◆ Instruction
Check every line of the entries for "associate", and copy the lines that hold it.

---- Exercise data

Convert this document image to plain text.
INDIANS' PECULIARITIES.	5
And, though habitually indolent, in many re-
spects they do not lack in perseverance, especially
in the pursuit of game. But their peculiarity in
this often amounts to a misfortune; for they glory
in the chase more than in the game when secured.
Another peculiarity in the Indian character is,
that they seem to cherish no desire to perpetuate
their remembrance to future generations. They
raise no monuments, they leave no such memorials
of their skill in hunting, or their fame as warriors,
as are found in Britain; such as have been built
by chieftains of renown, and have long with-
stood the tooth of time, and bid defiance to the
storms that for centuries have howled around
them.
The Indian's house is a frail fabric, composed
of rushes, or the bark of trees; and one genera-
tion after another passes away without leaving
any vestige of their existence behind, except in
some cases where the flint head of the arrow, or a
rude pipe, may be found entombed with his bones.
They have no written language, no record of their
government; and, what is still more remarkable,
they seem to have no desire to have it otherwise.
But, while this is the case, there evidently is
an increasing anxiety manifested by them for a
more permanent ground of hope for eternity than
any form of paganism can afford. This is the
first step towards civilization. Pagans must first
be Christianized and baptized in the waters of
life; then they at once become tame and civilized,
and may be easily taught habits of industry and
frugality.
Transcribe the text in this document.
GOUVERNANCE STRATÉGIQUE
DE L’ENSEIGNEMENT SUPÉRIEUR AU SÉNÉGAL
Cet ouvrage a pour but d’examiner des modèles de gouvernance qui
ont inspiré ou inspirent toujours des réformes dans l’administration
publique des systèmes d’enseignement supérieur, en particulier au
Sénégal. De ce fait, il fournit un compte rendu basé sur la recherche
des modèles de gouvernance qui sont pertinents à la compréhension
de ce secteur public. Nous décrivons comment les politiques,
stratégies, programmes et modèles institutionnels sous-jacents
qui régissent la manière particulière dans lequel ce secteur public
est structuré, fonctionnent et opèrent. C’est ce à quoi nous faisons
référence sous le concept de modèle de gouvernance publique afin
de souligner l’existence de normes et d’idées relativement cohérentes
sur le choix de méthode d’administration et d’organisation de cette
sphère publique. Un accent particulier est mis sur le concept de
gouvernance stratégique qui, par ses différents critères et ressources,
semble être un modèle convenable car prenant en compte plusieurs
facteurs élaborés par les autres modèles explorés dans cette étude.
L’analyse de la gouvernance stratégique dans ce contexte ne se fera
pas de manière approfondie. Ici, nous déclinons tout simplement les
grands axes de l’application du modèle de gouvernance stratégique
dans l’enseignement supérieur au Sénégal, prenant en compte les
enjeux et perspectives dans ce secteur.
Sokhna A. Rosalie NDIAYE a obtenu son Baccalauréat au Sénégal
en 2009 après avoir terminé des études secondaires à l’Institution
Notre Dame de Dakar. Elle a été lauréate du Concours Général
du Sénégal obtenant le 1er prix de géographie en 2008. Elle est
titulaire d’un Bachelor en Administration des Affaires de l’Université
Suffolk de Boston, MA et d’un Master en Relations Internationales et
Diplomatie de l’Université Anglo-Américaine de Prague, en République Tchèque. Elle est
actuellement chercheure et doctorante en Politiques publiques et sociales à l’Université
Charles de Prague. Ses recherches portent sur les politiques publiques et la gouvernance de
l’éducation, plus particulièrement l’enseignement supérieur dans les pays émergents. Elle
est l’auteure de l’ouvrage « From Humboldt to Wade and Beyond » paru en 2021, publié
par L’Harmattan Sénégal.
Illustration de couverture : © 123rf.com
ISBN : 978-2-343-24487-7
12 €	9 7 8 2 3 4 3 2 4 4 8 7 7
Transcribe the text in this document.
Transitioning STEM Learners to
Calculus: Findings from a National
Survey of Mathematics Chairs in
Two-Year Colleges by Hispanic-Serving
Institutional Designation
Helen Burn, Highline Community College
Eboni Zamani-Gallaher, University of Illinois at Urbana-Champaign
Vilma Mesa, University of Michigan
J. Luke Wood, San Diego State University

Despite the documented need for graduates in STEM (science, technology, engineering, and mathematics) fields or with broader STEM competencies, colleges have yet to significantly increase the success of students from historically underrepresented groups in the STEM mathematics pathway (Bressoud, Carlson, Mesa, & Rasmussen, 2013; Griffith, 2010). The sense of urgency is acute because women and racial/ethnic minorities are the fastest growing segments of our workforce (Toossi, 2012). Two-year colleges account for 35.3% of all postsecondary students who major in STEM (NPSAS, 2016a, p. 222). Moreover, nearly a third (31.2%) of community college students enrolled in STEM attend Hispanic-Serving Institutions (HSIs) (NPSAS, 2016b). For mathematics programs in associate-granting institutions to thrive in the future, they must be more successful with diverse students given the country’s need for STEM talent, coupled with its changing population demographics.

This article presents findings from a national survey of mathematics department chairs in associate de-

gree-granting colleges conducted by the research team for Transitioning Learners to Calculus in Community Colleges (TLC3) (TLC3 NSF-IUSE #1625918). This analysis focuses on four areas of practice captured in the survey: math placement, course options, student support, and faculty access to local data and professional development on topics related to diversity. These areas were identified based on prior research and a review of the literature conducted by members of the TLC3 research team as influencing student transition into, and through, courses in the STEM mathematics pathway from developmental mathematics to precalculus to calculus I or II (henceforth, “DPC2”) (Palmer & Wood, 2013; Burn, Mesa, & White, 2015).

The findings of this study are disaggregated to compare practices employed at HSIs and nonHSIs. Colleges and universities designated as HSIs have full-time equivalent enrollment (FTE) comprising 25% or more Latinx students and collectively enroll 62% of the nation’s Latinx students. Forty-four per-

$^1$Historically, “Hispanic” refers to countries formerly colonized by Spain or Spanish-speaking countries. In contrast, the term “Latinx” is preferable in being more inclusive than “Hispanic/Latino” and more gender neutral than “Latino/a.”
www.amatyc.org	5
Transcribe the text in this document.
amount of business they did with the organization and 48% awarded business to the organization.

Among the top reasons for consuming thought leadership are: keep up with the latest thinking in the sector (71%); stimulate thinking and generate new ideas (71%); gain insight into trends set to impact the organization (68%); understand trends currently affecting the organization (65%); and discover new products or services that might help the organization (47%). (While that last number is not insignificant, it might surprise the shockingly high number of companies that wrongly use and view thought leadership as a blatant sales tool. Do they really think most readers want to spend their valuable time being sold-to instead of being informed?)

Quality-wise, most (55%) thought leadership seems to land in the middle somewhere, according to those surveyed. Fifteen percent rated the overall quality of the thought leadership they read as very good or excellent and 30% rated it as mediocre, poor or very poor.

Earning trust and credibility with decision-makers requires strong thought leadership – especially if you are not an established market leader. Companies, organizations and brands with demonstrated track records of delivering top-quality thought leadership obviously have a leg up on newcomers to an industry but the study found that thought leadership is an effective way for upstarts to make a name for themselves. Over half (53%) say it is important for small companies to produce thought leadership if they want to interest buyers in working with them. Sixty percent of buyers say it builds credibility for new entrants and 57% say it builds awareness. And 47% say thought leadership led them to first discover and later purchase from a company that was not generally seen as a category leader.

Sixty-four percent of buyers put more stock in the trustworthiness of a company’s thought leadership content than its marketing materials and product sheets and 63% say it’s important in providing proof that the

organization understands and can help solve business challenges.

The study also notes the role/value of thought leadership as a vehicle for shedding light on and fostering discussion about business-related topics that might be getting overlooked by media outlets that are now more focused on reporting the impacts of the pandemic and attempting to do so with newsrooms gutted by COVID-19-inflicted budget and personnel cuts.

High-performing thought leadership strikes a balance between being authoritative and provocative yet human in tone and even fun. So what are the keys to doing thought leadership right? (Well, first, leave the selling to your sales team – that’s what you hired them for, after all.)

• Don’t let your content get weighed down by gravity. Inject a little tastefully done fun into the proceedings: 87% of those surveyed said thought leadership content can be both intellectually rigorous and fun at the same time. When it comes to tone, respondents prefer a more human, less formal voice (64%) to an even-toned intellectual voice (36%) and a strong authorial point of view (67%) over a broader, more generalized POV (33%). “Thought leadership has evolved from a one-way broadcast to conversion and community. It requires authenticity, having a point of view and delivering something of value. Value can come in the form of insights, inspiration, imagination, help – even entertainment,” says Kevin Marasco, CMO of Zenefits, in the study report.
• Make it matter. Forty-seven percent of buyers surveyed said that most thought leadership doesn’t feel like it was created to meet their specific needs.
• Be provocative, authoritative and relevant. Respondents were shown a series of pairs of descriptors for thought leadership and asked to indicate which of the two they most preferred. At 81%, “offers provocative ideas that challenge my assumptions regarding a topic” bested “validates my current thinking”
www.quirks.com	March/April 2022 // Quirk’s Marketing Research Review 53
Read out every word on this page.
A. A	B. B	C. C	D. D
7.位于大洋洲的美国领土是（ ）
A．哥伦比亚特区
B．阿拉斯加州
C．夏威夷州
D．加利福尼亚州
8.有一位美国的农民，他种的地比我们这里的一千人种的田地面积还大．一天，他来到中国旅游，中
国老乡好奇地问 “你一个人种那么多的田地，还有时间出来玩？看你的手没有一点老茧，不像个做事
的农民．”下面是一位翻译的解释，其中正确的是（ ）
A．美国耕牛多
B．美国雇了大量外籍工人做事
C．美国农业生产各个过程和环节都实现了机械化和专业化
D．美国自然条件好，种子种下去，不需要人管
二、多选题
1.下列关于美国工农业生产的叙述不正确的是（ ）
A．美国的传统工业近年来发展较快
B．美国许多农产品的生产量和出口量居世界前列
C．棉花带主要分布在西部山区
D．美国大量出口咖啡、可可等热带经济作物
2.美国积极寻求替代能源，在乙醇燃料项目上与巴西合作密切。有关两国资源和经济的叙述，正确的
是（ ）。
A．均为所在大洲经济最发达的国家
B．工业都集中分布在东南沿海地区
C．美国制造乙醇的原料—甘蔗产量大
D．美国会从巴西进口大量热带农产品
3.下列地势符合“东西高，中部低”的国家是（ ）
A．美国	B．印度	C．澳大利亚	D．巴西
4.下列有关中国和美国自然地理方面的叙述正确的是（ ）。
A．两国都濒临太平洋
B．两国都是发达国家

--------

◆ Solution to the problem
Despite the documented need for graduates in STEM (science, technology, engineering, and mathematics) fields or with broader STEM competencies, colleges have yet to significantly increase the success of students from historically underrepresented groups in the STEM mathematics pathway (Bressoud, Carlson, Mesa, & Rasmussen, 2013; Griffith, 2010). The sense of urgency is acute because women and racial/ethnic minorities are the fastest growing segments of our workforce (Toossi, 2012). Two-year colleges account for 35.3% of all postsecondary students who major in STEM (NPSAS, 2016a, p. 222). Moreover, nearly a third (31.2%) of community college students enrolled in STEM attend Hispanic-Serving Institutions (HSIs) (NPSAS, 2016b). For mathematics programs in associate-granting institutions to thrive in the future, they must be more successful with diverse students given the country’s need for STEM talent, coupled with its changing population demographics.
This article presents findings from a national survey of mathematics department chairs in associate de-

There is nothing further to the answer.